--- Required task ---
Say only how many lines contain the word "Company".

--- Extracted data ---

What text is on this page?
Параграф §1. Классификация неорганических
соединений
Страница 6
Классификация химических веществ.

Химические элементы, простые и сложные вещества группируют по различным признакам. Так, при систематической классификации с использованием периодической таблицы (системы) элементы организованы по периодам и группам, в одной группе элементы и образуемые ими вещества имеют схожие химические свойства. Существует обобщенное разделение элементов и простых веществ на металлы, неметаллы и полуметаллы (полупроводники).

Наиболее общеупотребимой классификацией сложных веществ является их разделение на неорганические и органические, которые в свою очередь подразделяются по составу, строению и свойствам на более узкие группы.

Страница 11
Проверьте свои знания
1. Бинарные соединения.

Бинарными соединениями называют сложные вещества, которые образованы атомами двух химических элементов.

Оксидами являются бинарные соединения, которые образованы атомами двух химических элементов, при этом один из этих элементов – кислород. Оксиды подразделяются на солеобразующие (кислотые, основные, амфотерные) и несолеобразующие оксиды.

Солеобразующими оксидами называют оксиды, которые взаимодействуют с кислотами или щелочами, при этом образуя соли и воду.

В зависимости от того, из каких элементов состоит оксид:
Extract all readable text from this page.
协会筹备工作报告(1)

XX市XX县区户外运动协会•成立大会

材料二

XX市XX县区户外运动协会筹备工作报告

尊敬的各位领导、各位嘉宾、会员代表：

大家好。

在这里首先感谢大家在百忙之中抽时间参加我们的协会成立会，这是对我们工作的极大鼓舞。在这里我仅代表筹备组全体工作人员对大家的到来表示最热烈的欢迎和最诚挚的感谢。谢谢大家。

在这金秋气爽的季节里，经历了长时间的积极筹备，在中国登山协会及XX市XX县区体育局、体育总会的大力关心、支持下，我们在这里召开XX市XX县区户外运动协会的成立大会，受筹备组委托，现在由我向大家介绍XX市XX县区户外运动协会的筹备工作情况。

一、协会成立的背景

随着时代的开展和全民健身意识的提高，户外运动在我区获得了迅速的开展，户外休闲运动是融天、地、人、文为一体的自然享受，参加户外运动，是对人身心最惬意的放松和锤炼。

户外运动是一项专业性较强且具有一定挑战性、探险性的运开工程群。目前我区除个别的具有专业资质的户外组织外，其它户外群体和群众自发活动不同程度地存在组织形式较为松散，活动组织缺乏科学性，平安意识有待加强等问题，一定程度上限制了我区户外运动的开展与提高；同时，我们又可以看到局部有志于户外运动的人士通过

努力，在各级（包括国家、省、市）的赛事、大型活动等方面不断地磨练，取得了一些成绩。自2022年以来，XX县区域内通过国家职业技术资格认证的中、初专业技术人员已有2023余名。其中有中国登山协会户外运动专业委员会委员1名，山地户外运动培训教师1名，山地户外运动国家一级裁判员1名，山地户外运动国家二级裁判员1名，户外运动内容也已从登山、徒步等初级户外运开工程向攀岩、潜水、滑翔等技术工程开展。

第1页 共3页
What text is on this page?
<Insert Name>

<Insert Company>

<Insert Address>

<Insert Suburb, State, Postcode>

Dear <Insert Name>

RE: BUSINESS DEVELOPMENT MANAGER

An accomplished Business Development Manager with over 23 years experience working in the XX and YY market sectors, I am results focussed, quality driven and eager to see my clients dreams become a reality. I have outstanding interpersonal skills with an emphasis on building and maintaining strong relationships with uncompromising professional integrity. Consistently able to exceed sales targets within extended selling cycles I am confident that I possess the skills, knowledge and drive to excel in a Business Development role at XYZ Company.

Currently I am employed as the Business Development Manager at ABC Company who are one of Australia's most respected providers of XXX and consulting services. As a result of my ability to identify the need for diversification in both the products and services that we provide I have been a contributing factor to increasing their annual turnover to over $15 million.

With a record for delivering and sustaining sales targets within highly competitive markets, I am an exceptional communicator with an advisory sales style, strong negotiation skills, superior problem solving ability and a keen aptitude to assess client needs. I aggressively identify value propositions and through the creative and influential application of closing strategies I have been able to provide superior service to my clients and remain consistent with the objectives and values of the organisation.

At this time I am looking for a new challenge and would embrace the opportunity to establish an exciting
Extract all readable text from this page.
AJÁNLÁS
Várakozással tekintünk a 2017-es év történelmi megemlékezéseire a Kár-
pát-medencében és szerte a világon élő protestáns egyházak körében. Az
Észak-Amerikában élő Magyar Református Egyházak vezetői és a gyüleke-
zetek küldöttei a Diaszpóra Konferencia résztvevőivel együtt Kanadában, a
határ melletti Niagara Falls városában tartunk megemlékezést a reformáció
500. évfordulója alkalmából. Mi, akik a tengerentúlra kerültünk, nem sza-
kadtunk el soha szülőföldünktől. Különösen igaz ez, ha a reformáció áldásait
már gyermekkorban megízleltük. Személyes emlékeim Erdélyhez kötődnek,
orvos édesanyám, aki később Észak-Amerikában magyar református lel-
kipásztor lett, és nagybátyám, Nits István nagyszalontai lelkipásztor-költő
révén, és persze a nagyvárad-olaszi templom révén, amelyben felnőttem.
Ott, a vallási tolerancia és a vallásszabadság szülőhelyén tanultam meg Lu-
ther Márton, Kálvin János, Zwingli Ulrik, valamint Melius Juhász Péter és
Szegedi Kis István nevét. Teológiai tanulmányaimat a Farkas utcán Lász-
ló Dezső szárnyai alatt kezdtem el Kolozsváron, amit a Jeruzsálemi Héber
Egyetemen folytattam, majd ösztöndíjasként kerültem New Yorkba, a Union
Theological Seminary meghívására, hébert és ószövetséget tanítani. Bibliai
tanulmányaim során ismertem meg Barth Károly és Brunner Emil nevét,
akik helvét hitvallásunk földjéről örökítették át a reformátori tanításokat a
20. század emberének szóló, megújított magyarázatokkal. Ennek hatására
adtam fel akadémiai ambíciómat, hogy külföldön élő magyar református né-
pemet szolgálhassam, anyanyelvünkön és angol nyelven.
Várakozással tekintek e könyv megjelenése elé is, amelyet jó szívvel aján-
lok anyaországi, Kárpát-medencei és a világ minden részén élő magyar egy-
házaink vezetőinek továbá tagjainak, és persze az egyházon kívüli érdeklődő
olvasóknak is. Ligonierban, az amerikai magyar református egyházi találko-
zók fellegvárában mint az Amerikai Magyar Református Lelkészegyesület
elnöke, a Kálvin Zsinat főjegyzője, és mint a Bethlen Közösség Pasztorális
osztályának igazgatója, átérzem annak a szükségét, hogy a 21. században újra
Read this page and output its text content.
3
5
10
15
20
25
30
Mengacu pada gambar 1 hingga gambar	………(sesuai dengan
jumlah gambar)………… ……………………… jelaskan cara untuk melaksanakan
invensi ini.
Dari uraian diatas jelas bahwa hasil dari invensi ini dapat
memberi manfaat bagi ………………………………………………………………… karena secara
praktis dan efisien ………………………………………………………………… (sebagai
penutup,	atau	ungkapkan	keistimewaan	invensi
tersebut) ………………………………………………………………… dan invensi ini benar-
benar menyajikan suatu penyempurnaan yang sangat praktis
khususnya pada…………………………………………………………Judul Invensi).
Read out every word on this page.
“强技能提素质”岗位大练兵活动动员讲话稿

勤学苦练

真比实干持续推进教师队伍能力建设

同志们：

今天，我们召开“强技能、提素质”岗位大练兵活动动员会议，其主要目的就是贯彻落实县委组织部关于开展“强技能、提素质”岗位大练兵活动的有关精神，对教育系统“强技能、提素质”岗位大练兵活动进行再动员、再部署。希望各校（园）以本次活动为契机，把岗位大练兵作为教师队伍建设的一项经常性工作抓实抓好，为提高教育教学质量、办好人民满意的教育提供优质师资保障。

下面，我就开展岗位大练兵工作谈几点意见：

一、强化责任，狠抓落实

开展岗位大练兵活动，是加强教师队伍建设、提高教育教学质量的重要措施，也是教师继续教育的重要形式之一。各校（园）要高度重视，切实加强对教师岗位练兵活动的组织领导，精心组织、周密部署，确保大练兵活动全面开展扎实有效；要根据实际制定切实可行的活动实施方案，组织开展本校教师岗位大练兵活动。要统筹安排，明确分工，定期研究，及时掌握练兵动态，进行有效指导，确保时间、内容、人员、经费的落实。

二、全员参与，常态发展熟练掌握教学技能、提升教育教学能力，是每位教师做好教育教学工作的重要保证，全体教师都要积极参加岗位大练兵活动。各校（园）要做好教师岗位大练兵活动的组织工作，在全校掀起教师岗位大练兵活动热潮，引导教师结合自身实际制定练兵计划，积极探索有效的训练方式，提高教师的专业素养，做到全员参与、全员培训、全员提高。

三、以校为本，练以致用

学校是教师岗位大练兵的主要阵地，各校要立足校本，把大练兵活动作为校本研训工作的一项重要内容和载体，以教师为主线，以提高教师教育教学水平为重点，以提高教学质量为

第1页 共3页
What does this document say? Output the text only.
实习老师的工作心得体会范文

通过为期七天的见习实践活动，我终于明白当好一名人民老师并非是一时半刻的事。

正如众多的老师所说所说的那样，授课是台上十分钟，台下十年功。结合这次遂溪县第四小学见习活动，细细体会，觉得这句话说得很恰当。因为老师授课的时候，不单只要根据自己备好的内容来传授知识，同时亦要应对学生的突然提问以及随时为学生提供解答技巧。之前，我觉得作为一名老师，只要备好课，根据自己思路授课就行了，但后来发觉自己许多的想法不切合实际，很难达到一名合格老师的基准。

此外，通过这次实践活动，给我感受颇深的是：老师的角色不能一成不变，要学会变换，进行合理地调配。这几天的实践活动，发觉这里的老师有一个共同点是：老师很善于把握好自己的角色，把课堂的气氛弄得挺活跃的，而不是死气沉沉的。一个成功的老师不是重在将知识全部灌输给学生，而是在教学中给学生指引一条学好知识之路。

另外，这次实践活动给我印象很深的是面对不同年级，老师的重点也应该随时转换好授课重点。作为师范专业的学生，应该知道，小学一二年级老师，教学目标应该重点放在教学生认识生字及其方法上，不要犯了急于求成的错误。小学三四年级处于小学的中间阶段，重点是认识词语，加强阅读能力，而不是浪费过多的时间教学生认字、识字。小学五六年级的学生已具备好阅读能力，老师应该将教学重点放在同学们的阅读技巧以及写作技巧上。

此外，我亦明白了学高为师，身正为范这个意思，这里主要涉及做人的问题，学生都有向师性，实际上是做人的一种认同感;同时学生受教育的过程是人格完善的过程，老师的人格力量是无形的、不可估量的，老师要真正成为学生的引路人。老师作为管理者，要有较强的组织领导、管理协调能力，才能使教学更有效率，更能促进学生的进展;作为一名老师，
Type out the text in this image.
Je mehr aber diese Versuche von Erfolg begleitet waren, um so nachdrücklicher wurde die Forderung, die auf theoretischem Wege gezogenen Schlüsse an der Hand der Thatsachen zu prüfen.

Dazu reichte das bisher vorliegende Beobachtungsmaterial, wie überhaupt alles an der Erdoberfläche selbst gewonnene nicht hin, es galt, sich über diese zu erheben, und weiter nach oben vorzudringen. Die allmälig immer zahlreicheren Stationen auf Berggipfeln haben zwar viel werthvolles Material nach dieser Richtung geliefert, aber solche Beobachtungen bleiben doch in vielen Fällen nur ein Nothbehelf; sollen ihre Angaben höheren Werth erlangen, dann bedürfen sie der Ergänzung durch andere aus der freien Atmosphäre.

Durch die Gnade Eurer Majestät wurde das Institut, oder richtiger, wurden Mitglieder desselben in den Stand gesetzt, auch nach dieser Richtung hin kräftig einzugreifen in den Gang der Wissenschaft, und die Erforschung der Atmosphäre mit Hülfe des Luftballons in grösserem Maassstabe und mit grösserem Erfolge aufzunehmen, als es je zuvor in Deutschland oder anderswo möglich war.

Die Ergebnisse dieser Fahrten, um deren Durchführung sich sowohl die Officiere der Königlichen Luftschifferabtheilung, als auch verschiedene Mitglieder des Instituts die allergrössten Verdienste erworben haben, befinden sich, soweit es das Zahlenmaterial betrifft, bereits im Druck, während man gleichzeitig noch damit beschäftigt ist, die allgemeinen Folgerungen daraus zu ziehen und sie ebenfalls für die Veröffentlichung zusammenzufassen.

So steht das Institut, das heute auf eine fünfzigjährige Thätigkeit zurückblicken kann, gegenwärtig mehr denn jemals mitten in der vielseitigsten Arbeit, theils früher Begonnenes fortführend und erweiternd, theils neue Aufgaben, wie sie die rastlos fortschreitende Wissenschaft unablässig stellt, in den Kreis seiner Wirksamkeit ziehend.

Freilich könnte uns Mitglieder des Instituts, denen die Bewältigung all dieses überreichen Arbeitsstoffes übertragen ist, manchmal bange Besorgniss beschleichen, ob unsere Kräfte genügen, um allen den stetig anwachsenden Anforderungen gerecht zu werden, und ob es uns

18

--- Task solution ---
3